Records from a collection:
########
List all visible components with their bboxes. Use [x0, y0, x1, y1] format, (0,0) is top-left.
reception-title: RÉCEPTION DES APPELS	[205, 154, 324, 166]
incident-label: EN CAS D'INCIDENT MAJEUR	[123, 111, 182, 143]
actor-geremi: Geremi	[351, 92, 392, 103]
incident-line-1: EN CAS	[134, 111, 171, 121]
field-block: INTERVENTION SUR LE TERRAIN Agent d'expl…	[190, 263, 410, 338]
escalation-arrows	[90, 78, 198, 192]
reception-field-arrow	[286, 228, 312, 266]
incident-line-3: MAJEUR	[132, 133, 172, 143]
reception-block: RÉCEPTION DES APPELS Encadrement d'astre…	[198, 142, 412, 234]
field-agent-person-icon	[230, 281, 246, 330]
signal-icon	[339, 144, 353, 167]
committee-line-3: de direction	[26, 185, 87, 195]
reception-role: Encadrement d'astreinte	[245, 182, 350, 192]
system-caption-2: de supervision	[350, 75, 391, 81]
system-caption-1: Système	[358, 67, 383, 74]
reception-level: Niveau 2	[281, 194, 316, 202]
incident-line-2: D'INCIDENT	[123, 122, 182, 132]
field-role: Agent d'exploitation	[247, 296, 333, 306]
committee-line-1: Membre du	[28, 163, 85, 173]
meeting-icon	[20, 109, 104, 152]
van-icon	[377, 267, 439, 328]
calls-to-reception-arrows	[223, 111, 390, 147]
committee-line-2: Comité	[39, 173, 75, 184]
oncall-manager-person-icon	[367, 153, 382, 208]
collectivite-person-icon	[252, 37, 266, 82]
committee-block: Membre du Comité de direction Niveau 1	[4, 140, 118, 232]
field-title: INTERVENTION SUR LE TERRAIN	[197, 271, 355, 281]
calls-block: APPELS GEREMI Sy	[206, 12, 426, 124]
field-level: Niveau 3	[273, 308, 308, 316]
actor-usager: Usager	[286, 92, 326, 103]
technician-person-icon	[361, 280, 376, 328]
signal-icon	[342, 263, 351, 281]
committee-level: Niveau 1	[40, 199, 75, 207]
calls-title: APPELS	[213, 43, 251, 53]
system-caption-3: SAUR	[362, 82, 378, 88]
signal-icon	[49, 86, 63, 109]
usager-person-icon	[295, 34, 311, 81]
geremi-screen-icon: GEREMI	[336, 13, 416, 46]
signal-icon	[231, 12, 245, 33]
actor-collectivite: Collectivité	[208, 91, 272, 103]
########
### What is required
Put every one of the lines above into a Markdown table with two columns, Row for the row number and Line for the line itself, leaving out any blank lines.

### Solution to this exercise
| Row | Line |
|---|---|
| 1 | List all visible components with their bboxes. Use [x0, y0, x1, y1] format, (0,0) is top-left. |
| 2 | reception-title: RÉCEPTION DES APPELS	[205, 154, 324, 166] |
| 3 | incident-label: EN CAS D'INCIDENT MAJEUR	[123, 111, 182, 143] |
| 4 | actor-geremi: Geremi	[351, 92, 392, 103] |
| 5 | incident-line-1: EN CAS	[134, 111, 171, 121] |
| 6 | field-block: INTERVENTION SUR LE TERRAIN Agent d'expl…	[190, 263, 410, 338] |
| 7 | escalation-arrows	[90, 78, 198, 192] |
| 8 | reception-field-arrow	[286, 228, 312, 266] |
| 9 | incident-line-3: MAJEUR	[132, 133, 172, 143] |
| 10 | reception-block: RÉCEPTION DES APPELS Encadrement d'astre…	[198, 142, 412, 234] |
| 11 | field-agent-person-icon	[230, 281, 246, 330] |
| 12 | signal-icon	[339, 144, 353, 167] |
| 13 | committee-line-3: de direction	[26, 185, 87, 195] |
| 14 | reception-role: Encadrement d'astreinte	[245, 182, 350, 192] |
| 15 | system-caption-2: de supervision	[350, 75, 391, 81] |
| 16 | system-caption-1: Système	[358, 67, 383, 74] |
| 17 | reception-level: Niveau 2	[281, 194, 316, 202] |
| 18 | incident-line-2: D'INCIDENT	[123, 122, 182, 132] |
| 19 | field-role: Agent d'exploitation	[247, 296, 333, 306] |
| 20 | committee-line-1: Membre du	[28, 163, 85, 173] |
| 21 | meeting-icon	[20, 109, 104, 152] |
| 22 | van-icon	[377, 267, 439, 328] |
| 23 | calls-to-reception-arrows	[223, 111, 390, 147] |
| 24 | committee-line-2: Comité	[39, 173, 75, 184] |
| 25 | oncall-manager-person-icon	[367, 153, 382, 208] |
| 26 | collectivite-person-icon	[252, 37, 266, 82] |
| 27 | committee-block: Membre du Comité de direction Niveau 1	[4, 140, 118, 232] |
| 28 | field-title: INTERVENTION SUR LE TERRAIN	[197, 271, 355, 281] |
| 29 | calls-block: APPELS GEREMI Sy	[206, 12, 426, 124] |
| 30 | field-level: Niveau 3	[273, 308, 308, 316] |
| 31 | actor-usager: Usager	[286, 92, 326, 103] |
| 32 | technician-person-icon	[361, 280, 376, 328] |
| 33 | signal-icon	[342, 263, 351, 281] |
| 34 | committee-level: Niveau 1	[40, 199, 75, 207] |
| 35 | calls-title: APPELS	[213, 43, 251, 53] |
| 36 | system-caption-3: SAUR	[362, 82, 378, 88] |
| 37 | signal-icon	[49, 86, 63, 109] |
| 38 | usager-person-icon	[295, 34, 311, 81] |
| 39 | geremi-screen-icon: GEREMI	[336, 13, 416, 46] |
| 40 | signal-icon	[231, 12, 245, 33] |
| 41 | actor-collectivite: Collectivité	[208, 91, 272, 103] |